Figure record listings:
──────────

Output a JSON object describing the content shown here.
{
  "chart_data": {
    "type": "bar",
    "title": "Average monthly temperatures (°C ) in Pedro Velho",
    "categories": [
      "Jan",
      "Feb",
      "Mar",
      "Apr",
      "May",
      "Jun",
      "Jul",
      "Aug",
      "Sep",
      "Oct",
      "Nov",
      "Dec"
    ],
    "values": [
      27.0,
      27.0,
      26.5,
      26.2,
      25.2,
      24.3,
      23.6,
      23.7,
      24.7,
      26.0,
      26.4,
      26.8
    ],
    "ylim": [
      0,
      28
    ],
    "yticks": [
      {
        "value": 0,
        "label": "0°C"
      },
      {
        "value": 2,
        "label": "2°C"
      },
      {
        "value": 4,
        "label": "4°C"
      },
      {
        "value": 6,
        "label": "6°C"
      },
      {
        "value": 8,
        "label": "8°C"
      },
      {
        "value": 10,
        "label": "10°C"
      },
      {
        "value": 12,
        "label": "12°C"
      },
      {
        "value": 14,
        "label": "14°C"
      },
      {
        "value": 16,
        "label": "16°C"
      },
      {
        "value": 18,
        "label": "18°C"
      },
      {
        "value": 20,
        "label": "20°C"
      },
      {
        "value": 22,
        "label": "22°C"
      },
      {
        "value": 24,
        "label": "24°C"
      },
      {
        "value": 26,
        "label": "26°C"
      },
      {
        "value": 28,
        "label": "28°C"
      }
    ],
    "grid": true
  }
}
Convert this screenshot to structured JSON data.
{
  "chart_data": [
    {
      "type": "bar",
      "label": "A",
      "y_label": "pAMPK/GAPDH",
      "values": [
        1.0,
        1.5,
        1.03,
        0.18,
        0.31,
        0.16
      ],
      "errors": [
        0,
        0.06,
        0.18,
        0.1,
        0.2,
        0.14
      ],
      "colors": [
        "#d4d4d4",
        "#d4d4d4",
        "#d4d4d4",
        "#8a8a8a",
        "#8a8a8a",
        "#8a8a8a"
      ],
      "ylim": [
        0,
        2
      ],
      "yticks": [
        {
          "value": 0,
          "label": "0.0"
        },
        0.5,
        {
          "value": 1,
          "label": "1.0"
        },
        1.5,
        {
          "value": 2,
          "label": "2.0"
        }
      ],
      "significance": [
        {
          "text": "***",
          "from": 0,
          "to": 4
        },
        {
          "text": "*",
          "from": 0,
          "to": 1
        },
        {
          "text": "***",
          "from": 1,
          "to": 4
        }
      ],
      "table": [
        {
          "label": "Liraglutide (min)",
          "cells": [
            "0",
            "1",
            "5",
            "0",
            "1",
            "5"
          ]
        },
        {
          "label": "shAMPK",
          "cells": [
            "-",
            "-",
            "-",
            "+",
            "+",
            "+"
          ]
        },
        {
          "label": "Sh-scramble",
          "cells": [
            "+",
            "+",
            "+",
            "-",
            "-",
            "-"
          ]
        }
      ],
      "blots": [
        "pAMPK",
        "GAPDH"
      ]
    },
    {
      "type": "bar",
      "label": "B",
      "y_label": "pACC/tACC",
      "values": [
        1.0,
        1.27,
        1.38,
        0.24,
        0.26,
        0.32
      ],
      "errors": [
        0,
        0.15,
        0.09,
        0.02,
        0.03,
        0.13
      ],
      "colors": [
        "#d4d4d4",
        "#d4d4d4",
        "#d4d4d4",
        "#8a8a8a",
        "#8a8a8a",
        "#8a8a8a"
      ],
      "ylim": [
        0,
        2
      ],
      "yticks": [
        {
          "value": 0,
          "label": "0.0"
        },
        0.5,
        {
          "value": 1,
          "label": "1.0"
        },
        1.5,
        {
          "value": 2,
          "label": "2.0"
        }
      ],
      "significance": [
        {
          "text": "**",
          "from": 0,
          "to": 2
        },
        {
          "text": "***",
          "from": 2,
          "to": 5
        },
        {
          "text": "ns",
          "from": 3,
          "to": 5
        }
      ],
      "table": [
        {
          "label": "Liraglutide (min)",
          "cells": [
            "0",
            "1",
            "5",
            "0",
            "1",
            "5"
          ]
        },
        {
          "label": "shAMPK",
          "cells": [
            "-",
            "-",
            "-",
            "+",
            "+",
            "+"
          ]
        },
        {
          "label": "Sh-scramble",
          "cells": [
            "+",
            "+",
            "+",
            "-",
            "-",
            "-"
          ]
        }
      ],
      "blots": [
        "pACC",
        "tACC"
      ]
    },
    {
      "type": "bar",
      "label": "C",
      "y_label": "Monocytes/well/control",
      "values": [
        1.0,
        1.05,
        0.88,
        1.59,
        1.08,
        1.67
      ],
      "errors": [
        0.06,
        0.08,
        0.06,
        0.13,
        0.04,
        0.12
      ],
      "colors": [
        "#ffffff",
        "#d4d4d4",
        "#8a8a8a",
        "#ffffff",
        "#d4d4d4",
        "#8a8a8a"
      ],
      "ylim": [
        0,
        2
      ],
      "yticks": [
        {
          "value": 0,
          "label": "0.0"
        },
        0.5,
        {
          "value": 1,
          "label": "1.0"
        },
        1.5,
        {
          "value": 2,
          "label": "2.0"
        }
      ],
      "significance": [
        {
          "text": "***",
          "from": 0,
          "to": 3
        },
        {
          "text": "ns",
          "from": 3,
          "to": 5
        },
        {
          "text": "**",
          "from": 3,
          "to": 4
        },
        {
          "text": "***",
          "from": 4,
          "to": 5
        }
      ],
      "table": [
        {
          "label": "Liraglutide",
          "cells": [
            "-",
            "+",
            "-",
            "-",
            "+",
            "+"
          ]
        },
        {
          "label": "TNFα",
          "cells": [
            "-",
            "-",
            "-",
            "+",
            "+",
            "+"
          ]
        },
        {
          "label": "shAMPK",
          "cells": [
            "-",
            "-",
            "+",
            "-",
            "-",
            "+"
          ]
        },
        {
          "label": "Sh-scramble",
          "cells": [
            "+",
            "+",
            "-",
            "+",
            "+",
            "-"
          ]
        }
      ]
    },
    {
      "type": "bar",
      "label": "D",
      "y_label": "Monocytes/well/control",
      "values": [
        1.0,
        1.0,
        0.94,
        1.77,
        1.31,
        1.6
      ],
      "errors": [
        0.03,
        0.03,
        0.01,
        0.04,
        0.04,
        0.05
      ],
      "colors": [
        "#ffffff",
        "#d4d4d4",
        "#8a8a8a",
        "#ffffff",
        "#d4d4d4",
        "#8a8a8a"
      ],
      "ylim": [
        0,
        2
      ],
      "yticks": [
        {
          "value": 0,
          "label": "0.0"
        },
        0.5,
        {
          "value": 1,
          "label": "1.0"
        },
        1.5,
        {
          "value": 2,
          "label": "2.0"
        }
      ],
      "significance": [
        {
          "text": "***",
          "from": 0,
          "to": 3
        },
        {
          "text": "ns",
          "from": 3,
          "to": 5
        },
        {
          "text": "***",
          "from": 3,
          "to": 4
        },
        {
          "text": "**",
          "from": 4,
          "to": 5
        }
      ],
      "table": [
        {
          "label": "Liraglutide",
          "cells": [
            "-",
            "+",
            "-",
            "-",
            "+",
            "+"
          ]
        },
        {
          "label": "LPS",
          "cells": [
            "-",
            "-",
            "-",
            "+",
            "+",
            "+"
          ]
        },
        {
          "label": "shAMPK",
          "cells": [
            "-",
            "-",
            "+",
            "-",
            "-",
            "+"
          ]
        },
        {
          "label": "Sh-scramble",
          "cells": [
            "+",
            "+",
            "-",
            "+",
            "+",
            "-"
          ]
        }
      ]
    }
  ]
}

──────────

**EXERCISE**:
Print all of the entries exactly as they are written.

**THE OUTPUT**:
Output a JSON object describing the content shown here.
{
  "chart_data": {
    "type": "bar",
    "title": "Average monthly temperatures (°C ) in Pedro Velho",
    "categories": [
      "Jan",
      "Feb",
      "Mar",
      "Apr",
      "May",
      "Jun",
      "Jul",
      "Aug",
      "Sep",
      "Oct",
      "Nov",
      "Dec"
    ],
    "values": [
      27.0,
      27.0,
      26.5,
      26.2,
      25.2,
      24.3,
      23.6,
      23.7,
      24.7,
      26.0,
      26.4,
      26.8
    ],
    "ylim": [
      0,
      28
    ],
    "yticks": [
      {
        "value": 0,
        "label": "0°C"
      },
      {
        "value": 2,
        "label": "2°C"
      },
      {
        "value": 4,
        "label": "4°C"
      },
      {
        "value": 6,
        "label": "6°C"
      },
      {
        "value": 8,
        "label": "8°C"
      },
      {
        "value": 10,
        "label": "10°C"
      },
      {
        "value": 12,
        "label": "12°C"
      },
      {
        "value": 14,
        "label": "14°C"
      },
      {
        "value": 16,
        "label": "16°C"
      },
      {
        "value": 18,
        "label": "18°C"
      },
      {
        "value": 20,
        "label": "20°C"
      },
      {
        "value": 22,
        "label": "22°C"
      },
      {
        "value": 24,
        "label": "24°C"
      },
      {
        "value": 26,
        "label": "26°C"
      },
      {
        "value": 28,
        "label": "28°C"
      }
    ],
    "grid": true
  }
}
Convert this screenshot to structured JSON data.
{
  "chart_data": [
    {
      "type": "bar",
      "label": "A",
      "y_label": "pAMPK/GAPDH",
      "values": [
        1.0,
        1.5,
        1.03,
        0.18,
        0.31,
        0.16
      ],
      "errors": [
        0,
        0.06,
        0.18,
        0.1,
        0.2,
        0.14
      ],
      "colors": [
        "#d4d4d4",
        "#d4d4d4",
        "#d4d4d4",
        "#8a8a8a",
        "#8a8a8a",
        "#8a8a8a"
      ],
      "ylim": [
        0,
        2
      ],
      "yticks": [
        {
          "value": 0,
          "label": "0.0"
        },
        0.5,
        {
          "value": 1,
          "label": "1.0"
        },
        1.5,
        {
          "value": 2,
          "label": "2.0"
        }
      ],
      "significance": [
        {
          "text": "***",
          "from": 0,
          "to": 4
        },
        {
          "text": "*",
          "from": 0,
          "to": 1
        },
        {
          "text": "***",
          "from": 1,
          "to": 4
        }
      ],
      "table": [
        {
          "label": "Liraglutide (min)",
          "cells": [
            "0",
            "1",
            "5",
            "0",
            "1",
            "5"
          ]
        },
        {
          "label": "shAMPK",
          "cells": [
            "-",
            "-",
            "-",
            "+",
            "+",
            "+"
          ]
        },
        {
          "label": "Sh-scramble",
          "cells": [
            "+",
            "+",
            "+",
            "-",
            "-",
            "-"
          ]
        }
      ],
      "blots": [
        "pAMPK",
        "GAPDH"
      ]
    },
    {
      "type": "bar",
      "label": "B",
      "y_label": "pACC/tACC",
      "values": [
        1.0,
        1.27,
        1.38,
        0.24,
        0.26,
        0.32
      ],
      "errors": [
        0,
        0.15,
        0.09,
        0.02,
        0.03,
        0.13
      ],
      "colors": [
        "#d4d4d4",
        "#d4d4d4",
        "#d4d4d4",
        "#8a8a8a",
        "#8a8a8a",
        "#8a8a8a"
      ],
      "ylim": [
        0,
        2
      ],
      "yticks": [
        {
          "value": 0,
          "label": "0.0"
        },
        0.5,
        {
          "value": 1,
          "label": "1.0"
        },
        1.5,
        {
          "value": 2,
          "label": "2.0"
        }
      ],
      "significance": [
        {
          "text": "**",
          "from": 0,
          "to": 2
        },
        {
          "text": "***",
          "from": 2,
          "to": 5
        },
        {
          "text": "ns",
          "from": 3,
          "to": 5
        }
      ],
      "table": [
        {
          "label": "Liraglutide (min)",
          "cells": [
            "0",
            "1",
            "5",
            "0",
            "1",
            "5"
          ]
        },
        {
          "label": "shAMPK",
          "cells": [
            "-",
            "-",
            "-",
            "+",
            "+",
            "+"
          ]
        },
        {
          "label": "Sh-scramble",
          "cells": [
            "+",
            "+",
            "+",
            "-",
            "-",
            "-"
          ]
        }
      ],
      "blots": [
        "pACC",
        "tACC"
      ]
    },
    {
      "type": "bar",
      "label": "C",
      "y_label": "Monocytes/well/control",
      "values": [
        1.0,
        1.05,
        0.88,
        1.59,
        1.08,
        1.67
      ],
      "errors": [
        0.06,
        0.08,
        0.06,
        0.13,
        0.04,
        0.12
      ],
      "colors": [
        "#ffffff",
        "#d4d4d4",
        "#8a8a8a",
        "#ffffff",
        "#d4d4d4",
        "#8a8a8a"
      ],
      "ylim": [
        0,
        2
      ],
      "yticks": [
        {
          "value": 0,
          "label": "0.0"
        },
        0.5,
        {
          "value": 1,
          "label": "1.0"
        },
        1.5,
        {
          "value": 2,
          "label": "2.0"
        }
      ],
      "significance": [
        {
          "text": "***",
          "from": 0,
          "to": 3
        },
        {
          "text": "ns",
          "from": 3,
          "to": 5
        },
        {
          "text": "**",
          "from": 3,
          "to": 4
        },
        {
          "text": "***",
          "from": 4,
          "to": 5
        }
      ],
      "table": [
        {
          "label": "Liraglutide",
          "cells": [
            "-",
            "+",
            "-",
            "-",
            "+",
            "+"
          ]
        },
        {
          "label": "TNFα",
          "cells": [
            "-",
            "-",
            "-",
            "+",
            "+",
            "+"
          ]
        },
        {
          "label": "shAMPK",
          "cells": [
            "-",
            "-",
            "+",
            "-",
            "-",
            "+"
          ]
        },
        {
          "label": "Sh-scramble",
          "cells": [
            "+",
            "+",
            "-",
            "+",
            "+",
            "-"
          ]
        }
      ]
    },
    {
      "type": "bar",
      "label": "D",
      "y_label": "Monocytes/well/control",
      "values": [
        1.0,
        1.0,
        0.94,
        1.77,
        1.31,
        1.6
      ],
      "errors": [
        0.03,
        0.03,
        0.01,
        0.04,
        0.04,
        0.05
      ],
      "colors": [
        "#ffffff",
        "#d4d4d4",
        "#8a8a8a",
        "#ffffff",
        "#d4d4d4",
        "#8a8a8a"
      ],
      "ylim": [
        0,
        2
      ],
      "yticks": [
        {
          "value": 0,
          "label": "0.0"
        },
        0.5,
        {
          "value": 1,
          "label": "1.0"
        },
        1.5,
        {
          "value": 2,
          "label": "2.0"
        }
      ],
      "significance": [
        {
          "text": "***",
          "from": 0,
          "to": 3
        },
        {
          "text": "ns",
          "from": 3,
          "to": 5
        },
        {
          "text": "***",
          "from": 3,
          "to": 4
        },
        {
          "text": "**",
          "from": 4,
          "to": 5
        }
      ],
      "table": [
        {
          "label": "Liraglutide",
          "cells": [
            "-",
            "+",
            "-",
            "-",
            "+",
            "+"
          ]
        },
        {
          "label": "LPS",
          "cells": [
            "-",
            "-",
            "-",
            "+",
            "+",
            "+"
          ]
        },
        {
          "label": "shAMPK",
          "cells": [
            "-",
            "-",
            "+",
            "-",
            "-",
            "+"
          ]
        },
        {
          "label": "Sh-scramble",
          "cells": [
            "+",
            "+",
            "-",
            "+",
            "+",
            "-"
          ]
        }
      ]
    }
  ]
}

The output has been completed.